DATA ENTRIES
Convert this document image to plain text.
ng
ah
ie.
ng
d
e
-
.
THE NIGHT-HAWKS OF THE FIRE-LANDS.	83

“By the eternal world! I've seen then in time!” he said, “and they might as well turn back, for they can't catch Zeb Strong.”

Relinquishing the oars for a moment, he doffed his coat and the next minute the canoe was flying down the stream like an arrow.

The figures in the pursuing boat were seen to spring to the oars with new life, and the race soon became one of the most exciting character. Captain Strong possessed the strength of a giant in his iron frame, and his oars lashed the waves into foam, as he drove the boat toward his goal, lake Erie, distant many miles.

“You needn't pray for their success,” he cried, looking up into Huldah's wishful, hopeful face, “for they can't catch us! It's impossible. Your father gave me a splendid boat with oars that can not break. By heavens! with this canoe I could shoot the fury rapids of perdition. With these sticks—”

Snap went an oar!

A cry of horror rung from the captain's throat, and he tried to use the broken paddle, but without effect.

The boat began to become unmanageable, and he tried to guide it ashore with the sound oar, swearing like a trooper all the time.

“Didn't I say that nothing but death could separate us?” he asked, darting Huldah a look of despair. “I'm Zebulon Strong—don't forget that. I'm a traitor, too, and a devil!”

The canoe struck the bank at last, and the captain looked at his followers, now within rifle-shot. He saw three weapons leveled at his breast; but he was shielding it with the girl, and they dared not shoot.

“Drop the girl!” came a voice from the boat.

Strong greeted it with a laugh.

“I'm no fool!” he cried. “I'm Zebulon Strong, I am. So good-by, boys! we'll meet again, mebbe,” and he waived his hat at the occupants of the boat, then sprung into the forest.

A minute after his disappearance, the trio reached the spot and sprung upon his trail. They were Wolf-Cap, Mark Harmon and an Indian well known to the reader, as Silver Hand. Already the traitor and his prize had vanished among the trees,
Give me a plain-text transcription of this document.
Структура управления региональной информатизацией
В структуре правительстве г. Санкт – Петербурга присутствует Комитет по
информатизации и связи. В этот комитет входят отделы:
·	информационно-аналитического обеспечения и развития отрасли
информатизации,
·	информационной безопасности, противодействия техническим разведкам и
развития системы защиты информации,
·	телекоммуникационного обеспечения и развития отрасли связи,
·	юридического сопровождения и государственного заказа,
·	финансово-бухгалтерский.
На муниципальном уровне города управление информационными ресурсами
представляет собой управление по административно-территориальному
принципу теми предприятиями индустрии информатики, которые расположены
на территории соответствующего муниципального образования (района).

TASK DIRECTIONS
Your answer should be a single number: the count of lines in these records that hold the string "информатизации".

TASK ANSWER
2